> **Work required**: Can you print, unchanged, every line from the very start of the records through the line containing "legend-box (1849, 579, 2208, 821)", including that line?

▶

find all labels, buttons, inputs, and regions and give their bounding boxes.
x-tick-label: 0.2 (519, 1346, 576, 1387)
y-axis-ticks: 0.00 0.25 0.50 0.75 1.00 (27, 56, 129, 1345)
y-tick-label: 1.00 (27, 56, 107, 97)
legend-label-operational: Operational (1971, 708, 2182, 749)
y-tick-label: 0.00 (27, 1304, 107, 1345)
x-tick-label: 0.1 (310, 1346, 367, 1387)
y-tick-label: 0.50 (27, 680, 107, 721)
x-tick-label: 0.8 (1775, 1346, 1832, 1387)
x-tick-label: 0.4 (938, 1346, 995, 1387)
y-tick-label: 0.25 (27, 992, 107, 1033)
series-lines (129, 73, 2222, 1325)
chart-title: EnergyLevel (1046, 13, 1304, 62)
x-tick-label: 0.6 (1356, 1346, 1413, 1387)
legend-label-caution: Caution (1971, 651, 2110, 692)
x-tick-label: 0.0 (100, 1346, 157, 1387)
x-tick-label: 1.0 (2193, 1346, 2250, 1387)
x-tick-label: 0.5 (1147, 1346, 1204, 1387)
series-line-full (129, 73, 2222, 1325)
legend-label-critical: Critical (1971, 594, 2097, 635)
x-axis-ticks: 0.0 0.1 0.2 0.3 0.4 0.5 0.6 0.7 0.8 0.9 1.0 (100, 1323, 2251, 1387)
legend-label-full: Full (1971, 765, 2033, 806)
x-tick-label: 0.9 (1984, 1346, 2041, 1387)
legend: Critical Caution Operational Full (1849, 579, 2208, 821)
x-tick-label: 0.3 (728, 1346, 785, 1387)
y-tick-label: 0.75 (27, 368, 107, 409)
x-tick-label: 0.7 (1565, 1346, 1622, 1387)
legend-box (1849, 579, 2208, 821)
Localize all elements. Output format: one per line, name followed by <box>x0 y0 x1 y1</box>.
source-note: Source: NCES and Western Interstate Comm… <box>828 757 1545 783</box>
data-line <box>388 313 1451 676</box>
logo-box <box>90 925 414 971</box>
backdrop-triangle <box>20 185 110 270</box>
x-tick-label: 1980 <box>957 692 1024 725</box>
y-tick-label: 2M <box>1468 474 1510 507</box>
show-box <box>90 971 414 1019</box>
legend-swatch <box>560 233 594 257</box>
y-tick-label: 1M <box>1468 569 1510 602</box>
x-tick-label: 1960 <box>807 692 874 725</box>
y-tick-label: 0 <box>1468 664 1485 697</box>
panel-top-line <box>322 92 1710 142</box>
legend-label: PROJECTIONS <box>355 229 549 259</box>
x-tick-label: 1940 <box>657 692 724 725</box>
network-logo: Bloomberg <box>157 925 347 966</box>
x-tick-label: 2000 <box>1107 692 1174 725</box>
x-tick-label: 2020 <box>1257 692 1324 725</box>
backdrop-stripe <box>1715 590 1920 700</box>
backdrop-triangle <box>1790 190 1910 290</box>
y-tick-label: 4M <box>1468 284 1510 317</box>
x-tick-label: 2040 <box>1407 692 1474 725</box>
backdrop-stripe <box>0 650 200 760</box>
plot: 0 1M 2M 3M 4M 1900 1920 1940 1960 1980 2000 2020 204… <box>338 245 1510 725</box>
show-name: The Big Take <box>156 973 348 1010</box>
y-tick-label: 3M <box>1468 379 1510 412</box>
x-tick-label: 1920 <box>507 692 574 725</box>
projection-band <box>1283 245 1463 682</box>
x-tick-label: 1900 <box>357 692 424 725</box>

◀

> **In response**:
find all labels, buttons, inputs, and regions and give their bounding boxes.
x-tick-label: 0.2 (519, 1346, 576, 1387)
y-axis-ticks: 0.00 0.25 0.50 0.75 1.00 (27, 56, 129, 1345)
y-tick-label: 1.00 (27, 56, 107, 97)
legend-label-operational: Operational (1971, 708, 2182, 749)
y-tick-label: 0.00 (27, 1304, 107, 1345)
x-tick-label: 0.1 (310, 1346, 367, 1387)
y-tick-label: 0.50 (27, 680, 107, 721)
x-tick-label: 0.8 (1775, 1346, 1832, 1387)
x-tick-label: 0.4 (938, 1346, 995, 1387)
y-tick-label: 0.25 (27, 992, 107, 1033)
series-lines (129, 73, 2222, 1325)
chart-title: EnergyLevel (1046, 13, 1304, 62)
x-tick-label: 0.6 (1356, 1346, 1413, 1387)
legend-label-caution: Caution (1971, 651, 2110, 692)
x-tick-label: 0.0 (100, 1346, 157, 1387)
x-tick-label: 1.0 (2193, 1346, 2250, 1387)
x-tick-label: 0.5 (1147, 1346, 1204, 1387)
series-line-full (129, 73, 2222, 1325)
legend-label-critical: Critical (1971, 594, 2097, 635)
x-axis-ticks: 0.0 0.1 0.2 0.3 0.4 0.5 0.6 0.7 0.8 0.9 1.0 (100, 1323, 2251, 1387)
legend-label-full: Full (1971, 765, 2033, 806)
x-tick-label: 0.9 (1984, 1346, 2041, 1387)
legend: Critical Caution Operational Full (1849, 579, 2208, 821)
x-tick-label: 0.3 (728, 1346, 785, 1387)
y-tick-label: 0.75 (27, 368, 107, 409)
x-tick-label: 0.7 (1565, 1346, 1622, 1387)
legend-box (1849, 579, 2208, 821)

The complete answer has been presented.